_Required work_
Below is a block of records: output all of them exactly and leave out the pictures.

_Source records_
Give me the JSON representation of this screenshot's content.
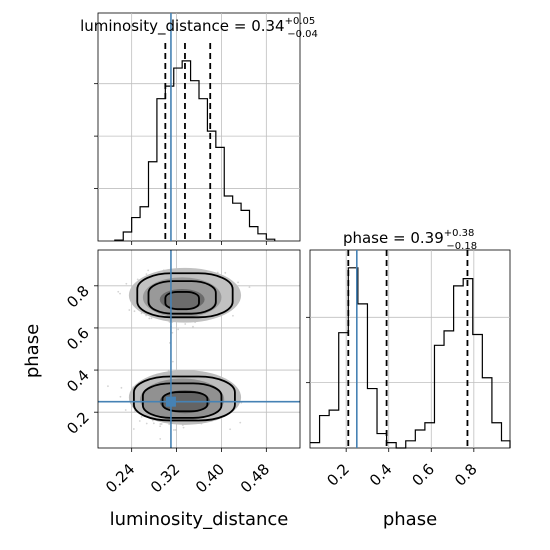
{
  "chart_data": {
    "type": "corner",
    "parameters": [
      "luminosity_distance",
      "phase"
    ],
    "colors": {
      "truth": "#4682b4",
      "hist": "#000000",
      "quantile": "#000000",
      "grid": "#bfbfbf",
      "points": "#b0b0b0"
    },
    "grid": true,
    "titles": {
      "luminosity_distance": {
        "label": "luminosity_distance",
        "eq": "=",
        "median": "0.34",
        "plus": "+0.05",
        "minus": "−0.04"
      },
      "phase": {
        "label": "phase",
        "eq": "=",
        "median": "0.39",
        "plus": "+0.38",
        "minus": "−0.18"
      }
    },
    "axes": {
      "luminosity_distance": {
        "label": "luminosity_distance",
        "range": [
          0.18,
          0.54
        ],
        "ticks": [
          0.24,
          0.32,
          0.4,
          0.48
        ],
        "tick_labels": [
          "0.24",
          "0.32",
          "0.40",
          "0.48"
        ]
      },
      "phase": {
        "label": "phase",
        "range": [
          0.03,
          0.97
        ],
        "ticks": [
          0.2,
          0.4,
          0.6,
          0.8
        ],
        "tick_labels": [
          "0.2",
          "0.4",
          "0.6",
          "0.8"
        ]
      }
    },
    "truth": {
      "luminosity_distance": 0.31,
      "phase": 0.25
    },
    "quantiles": {
      "luminosity_distance": [
        0.3,
        0.335,
        0.38
      ],
      "phase": [
        0.21,
        0.39,
        0.77
      ]
    },
    "hist_luminosity_distance": {
      "edges": [
        0.21,
        0.225,
        0.24,
        0.255,
        0.27,
        0.285,
        0.3,
        0.315,
        0.33,
        0.345,
        0.36,
        0.375,
        0.39,
        0.405,
        0.42,
        0.435,
        0.45,
        0.465,
        0.48,
        0.495
      ],
      "counts": [
        0.005,
        0.05,
        0.13,
        0.19,
        0.44,
        0.79,
        0.86,
        0.96,
        1.0,
        0.89,
        0.79,
        0.61,
        0.52,
        0.25,
        0.21,
        0.17,
        0.08,
        0.04,
        0.01
      ]
    },
    "hist_phase": {
      "edges": [
        0.03,
        0.075,
        0.12,
        0.165,
        0.21,
        0.255,
        0.3,
        0.345,
        0.39,
        0.435,
        0.48,
        0.525,
        0.57,
        0.615,
        0.66,
        0.705,
        0.75,
        0.795,
        0.84,
        0.885,
        0.93,
        0.97
      ],
      "counts": [
        0.03,
        0.18,
        0.21,
        0.64,
        1.0,
        0.8,
        0.33,
        0.08,
        0.03,
        0.0,
        0.04,
        0.1,
        0.14,
        0.57,
        0.65,
        0.9,
        0.94,
        0.63,
        0.39,
        0.14,
        0.04
      ]
    },
    "scatter_2d": {
      "modes": [
        {
          "x": 0.33,
          "y": 0.26,
          "sx": 0.038,
          "sy": 0.055,
          "n": 520
        },
        {
          "x": 0.33,
          "y": 0.75,
          "sx": 0.038,
          "sy": 0.055,
          "n": 520
        }
      ],
      "contours": [
        {
          "mode": 0,
          "ellipses": [
            [
              0.335,
              0.25,
              0.04,
              0.05
            ],
            [
              0.33,
              0.255,
              0.07,
              0.09
            ],
            [
              0.334,
              0.265,
              0.09,
              0.115
            ]
          ]
        },
        {
          "mode": 1,
          "ellipses": [
            [
              0.33,
              0.73,
              0.03,
              0.045
            ],
            [
              0.33,
              0.745,
              0.06,
              0.085
            ],
            [
              0.335,
              0.755,
              0.085,
              0.115
            ]
          ]
        }
      ],
      "density_cells": [
        {
          "x": 0.335,
          "y": 0.25,
          "w": 0.045,
          "h": 0.055,
          "level": 0.9
        },
        {
          "x": 0.33,
          "y": 0.26,
          "w": 0.075,
          "h": 0.1,
          "level": 0.6
        },
        {
          "x": 0.335,
          "y": 0.27,
          "w": 0.1,
          "h": 0.13,
          "level": 0.3
        },
        {
          "x": 0.33,
          "y": 0.735,
          "w": 0.04,
          "h": 0.05,
          "level": 0.85
        },
        {
          "x": 0.33,
          "y": 0.745,
          "w": 0.07,
          "h": 0.095,
          "level": 0.55
        },
        {
          "x": 0.335,
          "y": 0.755,
          "w": 0.1,
          "h": 0.13,
          "level": 0.28
        }
      ]
    }
  }
}
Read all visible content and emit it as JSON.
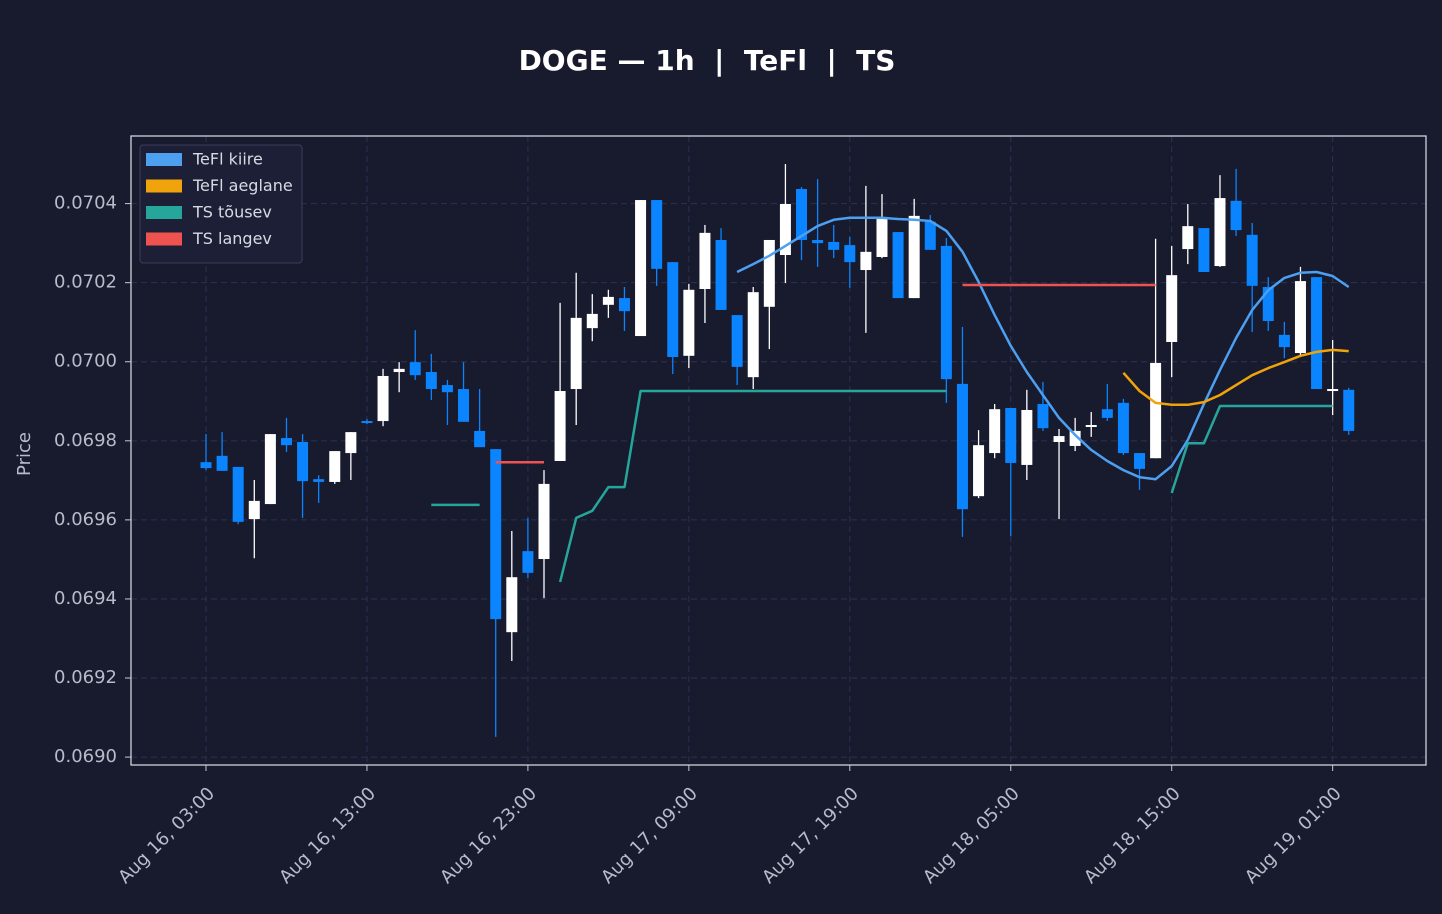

_Task response_
Give me the JSON representation of this screenshot's content.
{
  "chart_data": {
    "type": "corner",
    "parameters": [
      "luminosity_distance",
      "phase"
    ],
    "colors": {
      "truth": "#4682b4",
      "hist": "#000000",
      "quantile": "#000000",
      "grid": "#bfbfbf",
      "points": "#b0b0b0"
    },
    "grid": true,
    "titles": {
      "luminosity_distance": {
        "label": "luminosity_distance",
        "eq": "=",
        "median": "0.34",
        "plus": "+0.05",
        "minus": "−0.04"
      },
      "phase": {
        "label": "phase",
        "eq": "=",
        "median": "0.39",
        "plus": "+0.38",
        "minus": "−0.18"
      }
    },
    "axes": {
      "luminosity_distance": {
        "label": "luminosity_distance",
        "range": [
          0.18,
          0.54
        ],
        "ticks": [
          0.24,
          0.32,
          0.4,
          0.48
        ],
        "tick_labels": [
          "0.24",
          "0.32",
          "0.40",
          "0.48"
        ]
      },
      "phase": {
        "label": "phase",
        "range": [
          0.03,
          0.97
        ],
        "ticks": [
          0.2,
          0.4,
          0.6,
          0.8
        ],
        "tick_labels": [
          "0.2",
          "0.4",
          "0.6",
          "0.8"
        ]
      }
    },
    "truth": {
      "luminosity_distance": 0.31,
      "phase": 0.25
    },
    "quantiles": {
      "luminosity_distance": [
        0.3,
        0.335,
        0.38
      ],
      "phase": [
        0.21,
        0.39,
        0.77
      ]
    },
    "hist_luminosity_distance": {
      "edges": [
        0.21,
        0.225,
        0.24,
        0.255,
        0.27,
        0.285,
        0.3,
        0.315,
        0.33,
        0.345,
        0.36,
        0.375,
        0.39,
        0.405,
        0.42,
        0.435,
        0.45,
        0.465,
        0.48,
        0.495
      ],
      "counts": [
        0.005,
        0.05,
        0.13,
        0.19,
        0.44,
        0.79,
        0.86,
        0.96,
        1.0,
        0.89,
        0.79,
        0.61,
        0.52,
        0.25,
        0.21,
        0.17,
        0.08,
        0.04,
        0.01
      ]
    },
    "hist_phase": {
      "edges": [
        0.03,
        0.075,
        0.12,
        0.165,
        0.21,
        0.255,
        0.3,
        0.345,
        0.39,
        0.435,
        0.48,
        0.525,
        0.57,
        0.615,
        0.66,
        0.705,
        0.75,
        0.795,
        0.84,
        0.885,
        0.93,
        0.97
      ],
      "counts": [
        0.03,
        0.18,
        0.21,
        0.64,
        1.0,
        0.8,
        0.33,
        0.08,
        0.03,
        0.0,
        0.04,
        0.1,
        0.14,
        0.57,
        0.65,
        0.9,
        0.94,
        0.63,
        0.39,
        0.14,
        0.04
      ]
    },
    "scatter_2d": {
      "modes": [
        {
          "x": 0.33,
          "y": 0.26,
          "sx": 0.038,
          "sy": 0.055,
          "n": 520
        },
        {
          "x": 0.33,
          "y": 0.75,
          "sx": 0.038,
          "sy": 0.055,
          "n": 520
        }
      ],
      "contours": [
        {
          "mode": 0,
          "ellipses": [
            [
              0.335,
              0.25,
              0.04,
              0.05
            ],
            [
              0.33,
              0.255,
              0.07,
              0.09
            ],
            [
              0.334,
              0.265,
              0.09,
              0.115
            ]
          ]
        },
        {
          "mode": 1,
          "ellipses": [
            [
              0.33,
              0.73,
              0.03,
              0.045
            ],
            [
              0.33,
              0.745,
              0.06,
              0.085
            ],
            [
              0.335,
              0.755,
              0.085,
              0.115
            ]
          ]
        }
      ],
      "density_cells": [
        {
          "x": 0.335,
          "y": 0.25,
          "w": 0.045,
          "h": 0.055,
          "level": 0.9
        },
        {
          "x": 0.33,
          "y": 0.26,
          "w": 0.075,
          "h": 0.1,
          "level": 0.6
        },
        {
          "x": 0.335,
          "y": 0.27,
          "w": 0.1,
          "h": 0.13,
          "level": 0.3
        },
        {
          "x": 0.33,
          "y": 0.735,
          "w": 0.04,
          "h": 0.05,
          "level": 0.85
        },
        {
          "x": 0.33,
          "y": 0.745,
          "w": 0.07,
          "h": 0.095,
          "level": 0.55
        },
        {
          "x": 0.335,
          "y": 0.755,
          "w": 0.1,
          "h": 0.13,
          "level": 0.28
        }
      ]
    }
  }
}
Read all visible content and emit it as JSON.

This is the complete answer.